* [Aim]
Find the lines holding the word "labels" and collect them.

* [Dataset entries]
.....
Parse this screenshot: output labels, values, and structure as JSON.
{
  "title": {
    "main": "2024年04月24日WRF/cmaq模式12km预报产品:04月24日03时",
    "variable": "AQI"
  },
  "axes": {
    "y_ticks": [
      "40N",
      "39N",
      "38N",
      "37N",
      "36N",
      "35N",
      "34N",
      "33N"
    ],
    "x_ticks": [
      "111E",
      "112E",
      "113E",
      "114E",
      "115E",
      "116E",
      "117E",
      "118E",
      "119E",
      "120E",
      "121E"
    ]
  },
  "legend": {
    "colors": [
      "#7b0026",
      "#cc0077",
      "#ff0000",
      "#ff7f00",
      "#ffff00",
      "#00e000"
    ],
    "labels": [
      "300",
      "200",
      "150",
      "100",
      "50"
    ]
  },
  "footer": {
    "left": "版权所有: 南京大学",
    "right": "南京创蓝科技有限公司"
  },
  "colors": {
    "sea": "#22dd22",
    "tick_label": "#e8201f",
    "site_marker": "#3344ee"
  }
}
.....
* [The output]
Parse this screenshot: output labels, values, and structure as JSON.
    "labels": [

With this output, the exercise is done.